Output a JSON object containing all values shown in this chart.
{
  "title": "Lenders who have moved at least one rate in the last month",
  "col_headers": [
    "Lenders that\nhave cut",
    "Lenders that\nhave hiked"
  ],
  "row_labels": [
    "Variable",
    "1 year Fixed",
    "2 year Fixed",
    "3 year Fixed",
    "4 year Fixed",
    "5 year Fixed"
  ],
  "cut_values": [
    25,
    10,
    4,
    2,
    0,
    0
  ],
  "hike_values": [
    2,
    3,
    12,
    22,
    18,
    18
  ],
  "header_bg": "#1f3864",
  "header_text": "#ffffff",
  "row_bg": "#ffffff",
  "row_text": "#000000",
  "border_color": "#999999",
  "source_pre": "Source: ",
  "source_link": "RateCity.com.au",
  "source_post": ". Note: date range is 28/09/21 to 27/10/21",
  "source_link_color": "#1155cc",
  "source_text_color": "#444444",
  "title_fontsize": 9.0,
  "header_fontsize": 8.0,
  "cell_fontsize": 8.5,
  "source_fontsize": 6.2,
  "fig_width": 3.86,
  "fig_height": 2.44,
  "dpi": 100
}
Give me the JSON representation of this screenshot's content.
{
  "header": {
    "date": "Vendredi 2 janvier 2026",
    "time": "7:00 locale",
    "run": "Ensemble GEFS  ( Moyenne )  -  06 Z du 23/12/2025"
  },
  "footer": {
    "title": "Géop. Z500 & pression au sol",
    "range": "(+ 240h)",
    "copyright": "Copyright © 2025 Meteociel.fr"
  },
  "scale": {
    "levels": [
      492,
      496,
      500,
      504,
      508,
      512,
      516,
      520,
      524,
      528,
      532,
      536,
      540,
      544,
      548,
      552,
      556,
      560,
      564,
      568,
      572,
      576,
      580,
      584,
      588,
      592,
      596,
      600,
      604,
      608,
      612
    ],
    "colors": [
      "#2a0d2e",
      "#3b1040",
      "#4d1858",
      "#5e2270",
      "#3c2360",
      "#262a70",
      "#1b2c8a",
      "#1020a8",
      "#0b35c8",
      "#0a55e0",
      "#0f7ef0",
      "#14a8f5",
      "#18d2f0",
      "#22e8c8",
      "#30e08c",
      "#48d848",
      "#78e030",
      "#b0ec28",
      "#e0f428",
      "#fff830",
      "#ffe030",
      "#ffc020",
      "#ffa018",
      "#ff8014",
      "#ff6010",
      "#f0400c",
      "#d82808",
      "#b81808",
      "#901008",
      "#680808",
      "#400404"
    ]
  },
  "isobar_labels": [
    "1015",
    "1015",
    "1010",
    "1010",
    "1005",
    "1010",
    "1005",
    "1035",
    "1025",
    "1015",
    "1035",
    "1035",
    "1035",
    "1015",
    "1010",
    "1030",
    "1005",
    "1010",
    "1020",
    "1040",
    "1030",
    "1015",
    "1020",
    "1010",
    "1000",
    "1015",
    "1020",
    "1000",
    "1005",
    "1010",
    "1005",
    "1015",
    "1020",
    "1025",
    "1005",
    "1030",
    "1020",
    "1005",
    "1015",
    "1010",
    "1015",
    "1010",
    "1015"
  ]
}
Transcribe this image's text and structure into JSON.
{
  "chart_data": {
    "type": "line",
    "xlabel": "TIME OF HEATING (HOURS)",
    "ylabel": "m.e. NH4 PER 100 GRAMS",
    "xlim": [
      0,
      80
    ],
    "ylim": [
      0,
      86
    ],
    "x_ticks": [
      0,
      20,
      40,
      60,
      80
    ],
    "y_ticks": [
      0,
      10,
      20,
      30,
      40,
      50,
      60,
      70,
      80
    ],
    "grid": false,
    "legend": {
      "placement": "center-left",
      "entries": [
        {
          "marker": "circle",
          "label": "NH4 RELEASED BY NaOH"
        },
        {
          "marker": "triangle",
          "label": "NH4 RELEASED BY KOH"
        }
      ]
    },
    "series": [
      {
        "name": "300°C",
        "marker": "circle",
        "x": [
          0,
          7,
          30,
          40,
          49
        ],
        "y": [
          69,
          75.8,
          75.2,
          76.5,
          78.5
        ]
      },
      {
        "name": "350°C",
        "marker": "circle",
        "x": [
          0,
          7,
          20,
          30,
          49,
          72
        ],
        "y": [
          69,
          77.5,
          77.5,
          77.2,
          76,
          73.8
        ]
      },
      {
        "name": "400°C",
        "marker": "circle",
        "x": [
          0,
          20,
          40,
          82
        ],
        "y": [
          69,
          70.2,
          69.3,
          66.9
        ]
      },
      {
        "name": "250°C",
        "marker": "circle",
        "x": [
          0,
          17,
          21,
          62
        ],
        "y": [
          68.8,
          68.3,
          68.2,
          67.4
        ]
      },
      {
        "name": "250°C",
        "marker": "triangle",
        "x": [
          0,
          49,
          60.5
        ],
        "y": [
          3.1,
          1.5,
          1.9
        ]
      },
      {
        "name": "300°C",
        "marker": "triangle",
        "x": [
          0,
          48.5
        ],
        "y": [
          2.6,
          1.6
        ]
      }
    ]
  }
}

::::::::

● Exercise details: Extract the listing in its entirety and repeat it exactly.

● Solution for this task:
Output a JSON object containing all values shown in this chart.
{
  "title": "Lenders who have moved at least one rate in the last month",
  "col_headers": [
    "Lenders that\nhave cut",
    "Lenders that\nhave hiked"
  ],
  "row_labels": [
    "Variable",
    "1 year Fixed",
    "2 year Fixed",
    "3 year Fixed",
    "4 year Fixed",
    "5 year Fixed"
  ],
  "cut_values": [
    25,
    10,
    4,
    2,
    0,
    0
  ],
  "hike_values": [
    2,
    3,
    12,
    22,
    18,
    18
  ],
  "header_bg": "#1f3864",
  "header_text": "#ffffff",
  "row_bg": "#ffffff",
  "row_text": "#000000",
  "border_color": "#999999",
  "source_pre": "Source: ",
  "source_link": "RateCity.com.au",
  "source_post": ". Note: date range is 28/09/21 to 27/10/21",
  "source_link_color": "#1155cc",
  "source_text_color": "#444444",
  "title_fontsize": 9.0,
  "header_fontsize": 8.0,
  "cell_fontsize": 8.5,
  "source_fontsize": 6.2,
  "fig_width": 3.86,
  "fig_height": 2.44,
  "dpi": 100
}
Give me the JSON representation of this screenshot's content.
{
  "header": {
    "date": "Vendredi 2 janvier 2026",
    "time": "7:00 locale",
    "run": "Ensemble GEFS  ( Moyenne )  -  06 Z du 23/12/2025"
  },
  "footer": {
    "title": "Géop. Z500 & pression au sol",
    "range": "(+ 240h)",
    "copyright": "Copyright © 2025 Meteociel.fr"
  },
  "scale": {
    "levels": [
      492,
      496,
      500,
      504,
      508,
      512,
      516,
      520,
      524,
      528,
      532,
      536,
      540,
      544,
      548,
      552,
      556,
      560,
      564,
      568,
      572,
      576,
      580,
      584,
      588,
      592,
      596,
      600,
      604,
      608,
      612
    ],
    "colors": [
      "#2a0d2e",
      "#3b1040",
      "#4d1858",
      "#5e2270",
      "#3c2360",
      "#262a70",
      "#1b2c8a",
      "#1020a8",
      "#0b35c8",
      "#0a55e0",
      "#0f7ef0",
      "#14a8f5",
      "#18d2f0",
      "#22e8c8",
      "#30e08c",
      "#48d848",
      "#78e030",
      "#b0ec28",
      "#e0f428",
      "#fff830",
      "#ffe030",
      "#ffc020",
      "#ffa018",
      "#ff8014",
      "#ff6010",
      "#f0400c",
      "#d82808",
      "#b81808",
      "#901008",
      "#680808",
      "#400404"
    ]
  },
  "isobar_labels": [
    "1015",
    "1015",
    "1010",
    "1010",
    "1005",
    "1010",
    "1005",
    "1035",
    "1025",
    "1015",
    "1035",
    "1035",
    "1035",
    "1015",
    "1010",
    "1030",
    "1005",
    "1010",
    "1020",
    "1040",
    "1030",
    "1015",
    "1020",
    "1010",
    "1000",
    "1015",
    "1020",
    "1000",
    "1005",
    "1010",
    "1005",
    "1015",
    "1020",
    "1025",
    "1005",
    "1030",
    "1020",
    "1005",
    "1015",
    "1010",
    "1015",
    "1010",
    "1015"
  ]
}
Transcribe this image's text and structure into JSON.
{
  "chart_data": {
    "type": "line",
    "xlabel": "TIME OF HEATING (HOURS)",
    "ylabel": "m.e. NH4 PER 100 GRAMS",
    "xlim": [
      0,
      80
    ],
    "ylim": [
      0,
      86
    ],
    "x_ticks": [
      0,
      20,
      40,
      60,
      80
    ],
    "y_ticks": [
      0,
      10,
      20,
      30,
      40,
      50,
      60,
      70,
      80
    ],
    "grid": false,
    "legend": {
      "placement": "center-left",
      "entries": [
        {
          "marker": "circle",
          "label": "NH4 RELEASED BY NaOH"
        },
        {
          "marker": "triangle",
          "label": "NH4 RELEASED BY KOH"
        }
      ]
    },
    "series": [
      {
        "name": "300°C",
        "marker": "circle",
        "x": [
          0,
          7,
          30,
          40,
          49
        ],
        "y": [
          69,
          75.8,
          75.2,
          76.5,
          78.5
        ]
      },
      {
        "name": "350°C",
        "marker": "circle",
        "x": [
          0,
          7,
          20,
          30,
          49,
          72
        ],
        "y": [
          69,
          77.5,
          77.5,
          77.2,
          76,
          73.8
        ]
      },
      {
        "name": "400°C",
        "marker": "circle",
        "x": [
          0,
          20,
          40,
          82
        ],
        "y": [
          69,
          70.2,
          69.3,
          66.9
        ]
      },
      {
        "name": "250°C",
        "marker": "circle",
        "x": [
          0,
          17,
          21,
          62
        ],
        "y": [
          68.8,
          68.3,
          68.2,
          67.4
        ]
      },
      {
        "name": "250°C",
        "marker": "triangle",
        "x": [
          0,
          49,
          60.5
        ],
        "y": [
          3.1,
          1.5,
          1.9
        ]
      },
      {
        "name": "300°C",
        "marker": "triangle",
        "x": [
          0,
          48.5
        ],
        "y": [
          2.6,
          1.6
        ]
      }
    ]
  }
}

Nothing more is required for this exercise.